[Data records]:
+-------+
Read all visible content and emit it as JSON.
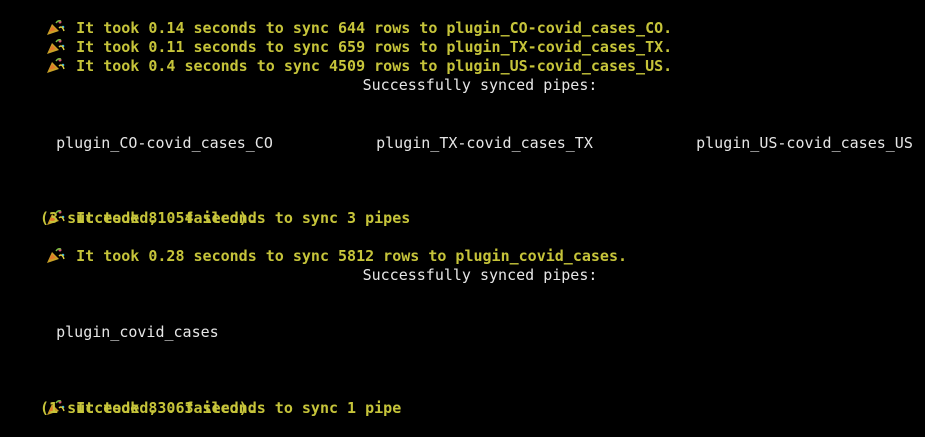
{
  "colors": {
    "background": "#000000",
    "message": "#c6c43a",
    "plain_text": "#e6e6e6"
  },
  "icon": "party-popper-icon",
  "block1": {
    "line1": "It took 0.14 seconds to sync 644 rows to plugin_CO-covid_cases_CO.",
    "line2": "It took 0.11 seconds to sync 659 rows to plugin_TX-covid_cases_TX.",
    "line3": "It took 0.4 seconds to sync 4509 rows to plugin_US-covid_cases_US.",
    "heading": "Successfully synced pipes:",
    "pipes": [
      "plugin_CO-covid_cases_CO",
      "plugin_TX-covid_cases_TX",
      "plugin_US-covid_cases_US"
    ],
    "summary": "It took 81.54 seconds to sync 3 pipes",
    "summary_detail": "(3 succeeded, 0 failed)."
  },
  "block2": {
    "line1": "It took 0.28 seconds to sync 5812 rows to plugin_covid_cases.",
    "heading": "Successfully synced pipes:",
    "pipes": [
      "plugin_covid_cases"
    ],
    "summary": "It took 83.63 seconds to sync 1 pipe",
    "summary_detail": "(1 succeeded, 0 failed)."
  }
}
+-------+
[Your goal]: Every line of the data should be copied as it stands, without the images.

[Exercise answer]:
Read all visible content and emit it as JSON.
{
  "colors": {
    "background": "#000000",
    "message": "#c6c43a",
    "plain_text": "#e6e6e6"
  },
  "icon": "party-popper-icon",
  "block1": {
    "line1": "It took 0.14 seconds to sync 644 rows to plugin_CO-covid_cases_CO.",
    "line2": "It took 0.11 seconds to sync 659 rows to plugin_TX-covid_cases_TX.",
    "line3": "It took 0.4 seconds to sync 4509 rows to plugin_US-covid_cases_US.",
    "heading": "Successfully synced pipes:",
    "pipes": [
      "plugin_CO-covid_cases_CO",
      "plugin_TX-covid_cases_TX",
      "plugin_US-covid_cases_US"
    ],
    "summary": "It took 81.54 seconds to sync 3 pipes",
    "summary_detail": "(3 succeeded, 0 failed)."
  },
  "block2": {
    "line1": "It took 0.28 seconds to sync 5812 rows to plugin_covid_cases.",
    "heading": "Successfully synced pipes:",
    "pipes": [
      "plugin_covid_cases"
    ],
    "summary": "It took 83.63 seconds to sync 1 pipe",
    "summary_detail": "(1 succeeded, 0 failed)."
  }
}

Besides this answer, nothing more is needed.